(Dataset entries)
▼▼▼
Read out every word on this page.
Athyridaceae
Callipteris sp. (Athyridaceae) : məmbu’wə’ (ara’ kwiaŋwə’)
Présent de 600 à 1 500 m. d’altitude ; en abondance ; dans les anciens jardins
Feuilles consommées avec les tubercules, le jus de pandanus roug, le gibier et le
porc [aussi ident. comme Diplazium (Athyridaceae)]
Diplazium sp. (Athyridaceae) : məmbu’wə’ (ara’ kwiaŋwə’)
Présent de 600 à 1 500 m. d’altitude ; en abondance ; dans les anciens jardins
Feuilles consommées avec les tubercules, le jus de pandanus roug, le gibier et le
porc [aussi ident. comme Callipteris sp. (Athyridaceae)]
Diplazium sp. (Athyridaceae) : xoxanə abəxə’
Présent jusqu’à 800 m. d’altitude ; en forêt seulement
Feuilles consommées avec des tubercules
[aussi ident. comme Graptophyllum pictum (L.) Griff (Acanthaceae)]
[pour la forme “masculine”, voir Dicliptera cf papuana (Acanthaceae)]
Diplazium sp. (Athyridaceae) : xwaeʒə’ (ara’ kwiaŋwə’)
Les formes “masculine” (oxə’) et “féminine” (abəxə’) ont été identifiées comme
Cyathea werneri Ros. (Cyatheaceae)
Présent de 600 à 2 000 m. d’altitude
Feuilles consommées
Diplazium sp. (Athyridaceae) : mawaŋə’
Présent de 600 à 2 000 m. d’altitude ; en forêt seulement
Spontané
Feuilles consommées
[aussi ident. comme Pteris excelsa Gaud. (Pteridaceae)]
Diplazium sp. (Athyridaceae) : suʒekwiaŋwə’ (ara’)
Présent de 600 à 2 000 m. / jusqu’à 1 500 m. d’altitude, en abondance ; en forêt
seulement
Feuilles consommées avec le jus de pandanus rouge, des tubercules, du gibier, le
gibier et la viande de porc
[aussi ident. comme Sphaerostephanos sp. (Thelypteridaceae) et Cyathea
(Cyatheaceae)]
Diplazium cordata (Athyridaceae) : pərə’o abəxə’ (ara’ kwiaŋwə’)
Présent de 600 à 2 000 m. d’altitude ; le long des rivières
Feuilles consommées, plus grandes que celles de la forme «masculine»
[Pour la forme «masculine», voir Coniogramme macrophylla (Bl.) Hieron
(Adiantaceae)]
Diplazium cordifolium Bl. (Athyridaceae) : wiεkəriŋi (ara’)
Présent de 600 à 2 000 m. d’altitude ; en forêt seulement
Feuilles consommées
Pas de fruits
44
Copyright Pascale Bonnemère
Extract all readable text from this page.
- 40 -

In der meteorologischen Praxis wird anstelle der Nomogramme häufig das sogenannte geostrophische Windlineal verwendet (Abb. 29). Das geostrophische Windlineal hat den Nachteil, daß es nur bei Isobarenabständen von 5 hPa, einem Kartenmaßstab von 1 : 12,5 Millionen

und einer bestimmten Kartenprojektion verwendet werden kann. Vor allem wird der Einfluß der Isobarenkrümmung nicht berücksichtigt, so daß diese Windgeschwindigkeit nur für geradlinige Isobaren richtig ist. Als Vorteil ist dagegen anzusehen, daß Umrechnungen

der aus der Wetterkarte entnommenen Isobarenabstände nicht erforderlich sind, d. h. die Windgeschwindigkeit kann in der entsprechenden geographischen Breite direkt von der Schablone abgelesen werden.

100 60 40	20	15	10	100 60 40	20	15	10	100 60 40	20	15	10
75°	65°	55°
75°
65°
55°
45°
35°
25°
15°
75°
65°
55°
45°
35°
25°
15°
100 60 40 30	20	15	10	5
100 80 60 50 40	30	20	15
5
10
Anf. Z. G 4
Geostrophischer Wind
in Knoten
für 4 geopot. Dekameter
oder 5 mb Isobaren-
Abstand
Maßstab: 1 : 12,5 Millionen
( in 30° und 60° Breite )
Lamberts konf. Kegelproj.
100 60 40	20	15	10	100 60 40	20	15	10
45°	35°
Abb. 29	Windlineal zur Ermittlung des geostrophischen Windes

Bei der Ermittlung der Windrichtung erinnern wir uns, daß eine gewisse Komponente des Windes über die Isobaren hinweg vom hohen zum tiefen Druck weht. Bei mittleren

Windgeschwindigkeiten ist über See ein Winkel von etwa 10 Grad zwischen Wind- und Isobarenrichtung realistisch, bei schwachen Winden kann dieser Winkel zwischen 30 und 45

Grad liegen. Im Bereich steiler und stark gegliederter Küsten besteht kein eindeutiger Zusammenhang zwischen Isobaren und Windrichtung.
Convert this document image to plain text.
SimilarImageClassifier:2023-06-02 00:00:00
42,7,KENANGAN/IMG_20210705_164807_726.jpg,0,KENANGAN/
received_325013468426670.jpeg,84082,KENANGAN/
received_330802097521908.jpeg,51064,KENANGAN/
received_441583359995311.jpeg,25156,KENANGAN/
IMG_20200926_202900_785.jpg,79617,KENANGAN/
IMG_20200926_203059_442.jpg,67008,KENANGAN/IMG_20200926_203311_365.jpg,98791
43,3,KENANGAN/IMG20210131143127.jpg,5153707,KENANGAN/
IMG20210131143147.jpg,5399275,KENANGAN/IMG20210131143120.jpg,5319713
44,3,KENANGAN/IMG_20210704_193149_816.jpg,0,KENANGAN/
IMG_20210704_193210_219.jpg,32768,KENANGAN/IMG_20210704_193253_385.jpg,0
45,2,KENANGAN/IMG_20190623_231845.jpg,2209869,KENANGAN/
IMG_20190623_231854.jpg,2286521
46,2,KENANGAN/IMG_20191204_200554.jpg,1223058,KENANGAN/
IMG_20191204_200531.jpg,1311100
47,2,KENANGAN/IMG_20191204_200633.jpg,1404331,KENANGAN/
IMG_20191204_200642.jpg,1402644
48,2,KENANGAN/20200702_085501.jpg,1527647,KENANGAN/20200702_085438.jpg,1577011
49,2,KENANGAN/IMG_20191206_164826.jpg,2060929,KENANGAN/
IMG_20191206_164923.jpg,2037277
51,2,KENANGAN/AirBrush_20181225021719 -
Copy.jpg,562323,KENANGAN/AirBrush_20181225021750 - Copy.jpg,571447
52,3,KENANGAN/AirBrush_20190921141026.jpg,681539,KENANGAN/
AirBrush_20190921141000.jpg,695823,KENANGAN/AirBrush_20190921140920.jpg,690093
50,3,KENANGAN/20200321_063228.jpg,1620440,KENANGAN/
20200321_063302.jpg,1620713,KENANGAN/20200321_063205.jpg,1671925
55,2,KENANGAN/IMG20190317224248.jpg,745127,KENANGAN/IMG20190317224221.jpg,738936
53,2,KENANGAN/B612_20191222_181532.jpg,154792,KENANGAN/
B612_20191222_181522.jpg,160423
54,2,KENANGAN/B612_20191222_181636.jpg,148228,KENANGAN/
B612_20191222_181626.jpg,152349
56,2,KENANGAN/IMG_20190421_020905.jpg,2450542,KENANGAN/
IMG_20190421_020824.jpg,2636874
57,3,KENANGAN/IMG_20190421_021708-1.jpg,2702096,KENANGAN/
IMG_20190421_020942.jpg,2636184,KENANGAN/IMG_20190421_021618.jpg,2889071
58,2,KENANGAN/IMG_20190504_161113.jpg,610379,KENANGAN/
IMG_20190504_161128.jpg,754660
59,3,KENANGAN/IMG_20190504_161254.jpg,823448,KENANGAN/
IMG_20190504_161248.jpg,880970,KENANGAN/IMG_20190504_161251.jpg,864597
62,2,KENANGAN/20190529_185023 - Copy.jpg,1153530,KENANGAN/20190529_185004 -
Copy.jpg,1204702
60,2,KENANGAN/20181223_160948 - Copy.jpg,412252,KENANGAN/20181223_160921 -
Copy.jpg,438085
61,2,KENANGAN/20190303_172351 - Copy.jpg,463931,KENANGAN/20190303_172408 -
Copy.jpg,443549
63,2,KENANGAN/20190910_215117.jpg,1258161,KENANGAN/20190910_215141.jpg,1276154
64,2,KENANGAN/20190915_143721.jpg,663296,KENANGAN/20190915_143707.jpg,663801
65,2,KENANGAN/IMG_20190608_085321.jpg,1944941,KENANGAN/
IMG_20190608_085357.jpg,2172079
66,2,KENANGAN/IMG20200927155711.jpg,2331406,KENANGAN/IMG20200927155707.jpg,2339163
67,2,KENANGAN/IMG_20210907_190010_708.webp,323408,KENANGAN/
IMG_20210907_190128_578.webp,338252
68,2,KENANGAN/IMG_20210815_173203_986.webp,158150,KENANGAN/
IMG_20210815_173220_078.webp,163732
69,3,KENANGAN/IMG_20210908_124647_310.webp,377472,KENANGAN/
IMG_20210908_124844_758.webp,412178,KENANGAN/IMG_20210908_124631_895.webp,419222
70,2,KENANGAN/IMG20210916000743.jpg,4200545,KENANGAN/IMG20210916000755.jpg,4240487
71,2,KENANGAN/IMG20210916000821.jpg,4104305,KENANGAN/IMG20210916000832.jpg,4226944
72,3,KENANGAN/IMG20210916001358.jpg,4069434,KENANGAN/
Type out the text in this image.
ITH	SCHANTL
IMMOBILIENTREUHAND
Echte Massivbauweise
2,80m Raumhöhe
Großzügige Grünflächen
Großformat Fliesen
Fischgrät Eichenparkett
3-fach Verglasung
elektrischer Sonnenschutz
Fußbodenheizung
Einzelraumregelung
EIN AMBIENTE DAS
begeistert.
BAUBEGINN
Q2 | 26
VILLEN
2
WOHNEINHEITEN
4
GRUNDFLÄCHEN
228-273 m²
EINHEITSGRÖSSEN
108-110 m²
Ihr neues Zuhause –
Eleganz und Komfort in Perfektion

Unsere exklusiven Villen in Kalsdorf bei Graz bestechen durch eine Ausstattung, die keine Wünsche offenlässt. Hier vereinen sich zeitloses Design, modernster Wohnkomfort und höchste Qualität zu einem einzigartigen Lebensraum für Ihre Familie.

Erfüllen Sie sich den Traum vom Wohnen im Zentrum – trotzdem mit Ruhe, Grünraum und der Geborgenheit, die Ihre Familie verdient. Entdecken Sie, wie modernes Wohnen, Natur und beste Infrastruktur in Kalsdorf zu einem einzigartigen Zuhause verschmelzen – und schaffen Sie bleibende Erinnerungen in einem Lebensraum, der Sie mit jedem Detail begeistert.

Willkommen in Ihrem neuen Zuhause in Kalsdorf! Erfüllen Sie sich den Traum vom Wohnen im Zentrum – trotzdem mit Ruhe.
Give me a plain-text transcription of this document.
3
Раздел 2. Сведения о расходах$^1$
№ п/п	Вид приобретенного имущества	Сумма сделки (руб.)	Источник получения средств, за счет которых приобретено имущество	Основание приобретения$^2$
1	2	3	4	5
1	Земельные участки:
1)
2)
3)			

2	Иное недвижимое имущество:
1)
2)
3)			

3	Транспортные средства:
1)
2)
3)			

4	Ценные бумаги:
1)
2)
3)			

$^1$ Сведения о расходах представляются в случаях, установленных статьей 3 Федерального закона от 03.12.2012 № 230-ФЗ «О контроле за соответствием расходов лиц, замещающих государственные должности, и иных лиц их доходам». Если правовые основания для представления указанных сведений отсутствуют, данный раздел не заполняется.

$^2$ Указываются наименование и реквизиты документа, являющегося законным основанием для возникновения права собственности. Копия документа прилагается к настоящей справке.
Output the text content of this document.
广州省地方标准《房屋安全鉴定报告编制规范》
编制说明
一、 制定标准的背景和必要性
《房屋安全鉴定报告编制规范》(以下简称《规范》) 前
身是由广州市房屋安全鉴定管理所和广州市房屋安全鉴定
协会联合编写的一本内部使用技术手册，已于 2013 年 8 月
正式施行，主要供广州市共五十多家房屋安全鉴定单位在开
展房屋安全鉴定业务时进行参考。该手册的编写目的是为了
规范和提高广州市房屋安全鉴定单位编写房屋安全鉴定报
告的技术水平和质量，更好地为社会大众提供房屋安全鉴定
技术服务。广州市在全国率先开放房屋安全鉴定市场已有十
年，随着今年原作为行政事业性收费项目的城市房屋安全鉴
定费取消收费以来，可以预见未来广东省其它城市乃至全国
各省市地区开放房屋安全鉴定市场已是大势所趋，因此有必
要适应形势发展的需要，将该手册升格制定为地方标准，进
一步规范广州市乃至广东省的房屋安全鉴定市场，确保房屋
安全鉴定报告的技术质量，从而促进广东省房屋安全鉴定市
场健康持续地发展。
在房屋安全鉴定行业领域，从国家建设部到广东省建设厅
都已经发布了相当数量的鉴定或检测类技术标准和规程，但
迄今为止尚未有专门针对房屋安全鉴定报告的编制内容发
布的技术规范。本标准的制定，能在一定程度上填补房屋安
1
▲▲▲
**Written instruction:**
Gather each line of the listing that holds the string "forêt".

**Result of this task:**
Présent jusqu’à 800 m. d’altitude ; en forêt seulement
Présent de 600 à 2 000 m. d’altitude ; en forêt seulement
Présent de 600 à 2 000 m. / jusqu’à 1 500 m. d’altitude, en abondance ; en forêt
Présent de 600 à 2 000 m. d’altitude ; en forêt seulement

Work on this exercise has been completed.